(Task): Search the data for the string "pubblico" and extract every line where it appears.

____ Records shown

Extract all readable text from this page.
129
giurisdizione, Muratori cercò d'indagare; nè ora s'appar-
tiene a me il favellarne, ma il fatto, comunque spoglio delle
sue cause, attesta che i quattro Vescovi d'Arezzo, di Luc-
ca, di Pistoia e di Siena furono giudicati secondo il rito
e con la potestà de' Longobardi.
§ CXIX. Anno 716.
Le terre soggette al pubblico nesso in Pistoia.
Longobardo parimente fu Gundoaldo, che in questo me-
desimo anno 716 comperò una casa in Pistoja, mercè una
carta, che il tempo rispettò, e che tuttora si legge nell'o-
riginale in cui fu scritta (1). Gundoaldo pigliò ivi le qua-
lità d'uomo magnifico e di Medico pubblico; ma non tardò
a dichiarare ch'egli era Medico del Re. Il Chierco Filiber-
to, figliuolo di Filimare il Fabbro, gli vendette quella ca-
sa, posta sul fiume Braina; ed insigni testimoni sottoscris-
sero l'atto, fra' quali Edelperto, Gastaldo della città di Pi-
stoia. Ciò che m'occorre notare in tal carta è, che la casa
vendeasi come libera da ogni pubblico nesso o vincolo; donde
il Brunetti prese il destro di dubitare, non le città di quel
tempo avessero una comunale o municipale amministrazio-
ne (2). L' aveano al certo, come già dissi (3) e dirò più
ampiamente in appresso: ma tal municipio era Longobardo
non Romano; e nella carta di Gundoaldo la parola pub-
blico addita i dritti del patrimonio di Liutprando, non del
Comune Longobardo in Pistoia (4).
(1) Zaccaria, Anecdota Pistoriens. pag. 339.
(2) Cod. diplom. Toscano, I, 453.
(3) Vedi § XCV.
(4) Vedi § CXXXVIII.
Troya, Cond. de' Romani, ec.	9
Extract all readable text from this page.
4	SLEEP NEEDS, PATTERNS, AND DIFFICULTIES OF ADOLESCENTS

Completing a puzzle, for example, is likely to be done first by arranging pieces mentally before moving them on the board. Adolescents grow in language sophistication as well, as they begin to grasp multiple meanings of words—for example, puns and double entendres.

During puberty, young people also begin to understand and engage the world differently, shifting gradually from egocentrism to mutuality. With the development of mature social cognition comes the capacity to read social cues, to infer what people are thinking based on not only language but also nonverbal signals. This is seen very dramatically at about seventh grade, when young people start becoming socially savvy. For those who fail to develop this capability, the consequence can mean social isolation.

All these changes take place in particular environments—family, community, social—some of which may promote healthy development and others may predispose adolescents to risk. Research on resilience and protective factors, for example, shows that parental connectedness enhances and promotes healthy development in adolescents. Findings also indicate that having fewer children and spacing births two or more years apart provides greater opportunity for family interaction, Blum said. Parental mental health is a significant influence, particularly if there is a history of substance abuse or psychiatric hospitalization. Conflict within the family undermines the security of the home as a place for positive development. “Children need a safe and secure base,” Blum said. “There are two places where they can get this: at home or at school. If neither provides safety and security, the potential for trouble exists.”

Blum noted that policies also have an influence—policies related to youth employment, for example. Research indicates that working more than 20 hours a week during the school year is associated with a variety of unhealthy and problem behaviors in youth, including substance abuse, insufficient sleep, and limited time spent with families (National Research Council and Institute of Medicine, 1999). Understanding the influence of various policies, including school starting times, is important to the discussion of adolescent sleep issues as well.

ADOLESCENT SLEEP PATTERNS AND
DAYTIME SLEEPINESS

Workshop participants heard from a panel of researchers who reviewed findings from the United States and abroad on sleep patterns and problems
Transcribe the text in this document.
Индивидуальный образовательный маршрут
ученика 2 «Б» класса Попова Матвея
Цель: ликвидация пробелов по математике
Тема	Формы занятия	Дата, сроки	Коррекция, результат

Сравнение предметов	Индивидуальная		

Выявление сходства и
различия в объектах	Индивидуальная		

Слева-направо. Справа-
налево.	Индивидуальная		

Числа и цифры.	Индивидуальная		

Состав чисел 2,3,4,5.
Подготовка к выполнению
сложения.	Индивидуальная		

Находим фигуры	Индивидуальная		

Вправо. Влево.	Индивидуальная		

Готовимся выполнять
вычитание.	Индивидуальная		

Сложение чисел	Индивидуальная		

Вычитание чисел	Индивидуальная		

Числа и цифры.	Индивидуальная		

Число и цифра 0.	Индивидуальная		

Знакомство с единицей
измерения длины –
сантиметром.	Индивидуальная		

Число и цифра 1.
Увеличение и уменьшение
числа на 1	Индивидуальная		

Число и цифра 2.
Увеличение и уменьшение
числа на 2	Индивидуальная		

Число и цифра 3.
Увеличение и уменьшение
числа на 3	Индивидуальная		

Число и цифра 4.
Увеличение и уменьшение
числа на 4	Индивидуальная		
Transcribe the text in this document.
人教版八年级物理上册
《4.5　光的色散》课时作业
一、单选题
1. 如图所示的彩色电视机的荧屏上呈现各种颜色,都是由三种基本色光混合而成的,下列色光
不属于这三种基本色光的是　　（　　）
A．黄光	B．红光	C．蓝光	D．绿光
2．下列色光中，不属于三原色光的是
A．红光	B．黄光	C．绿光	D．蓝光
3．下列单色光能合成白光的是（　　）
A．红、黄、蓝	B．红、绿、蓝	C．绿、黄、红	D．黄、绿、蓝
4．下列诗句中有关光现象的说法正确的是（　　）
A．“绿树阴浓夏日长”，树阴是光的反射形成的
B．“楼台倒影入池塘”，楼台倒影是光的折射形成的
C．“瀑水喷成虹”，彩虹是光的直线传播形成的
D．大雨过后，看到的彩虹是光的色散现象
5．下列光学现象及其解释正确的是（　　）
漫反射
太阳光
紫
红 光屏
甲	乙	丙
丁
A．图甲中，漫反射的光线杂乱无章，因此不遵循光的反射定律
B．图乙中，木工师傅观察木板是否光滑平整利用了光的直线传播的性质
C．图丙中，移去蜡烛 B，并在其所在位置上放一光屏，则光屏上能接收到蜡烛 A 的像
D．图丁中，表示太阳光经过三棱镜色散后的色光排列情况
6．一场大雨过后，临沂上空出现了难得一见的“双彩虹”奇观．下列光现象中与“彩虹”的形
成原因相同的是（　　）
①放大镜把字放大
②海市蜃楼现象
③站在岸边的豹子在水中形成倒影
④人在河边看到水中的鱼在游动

________

(Response to the exercise):
Le terre soggette al pubblico nesso in Pistoia.
lità d'uomo magnifico e di Medico pubblico; ma non tardò
vendeasi come libera da ogni pubblico nesso o vincolo; donde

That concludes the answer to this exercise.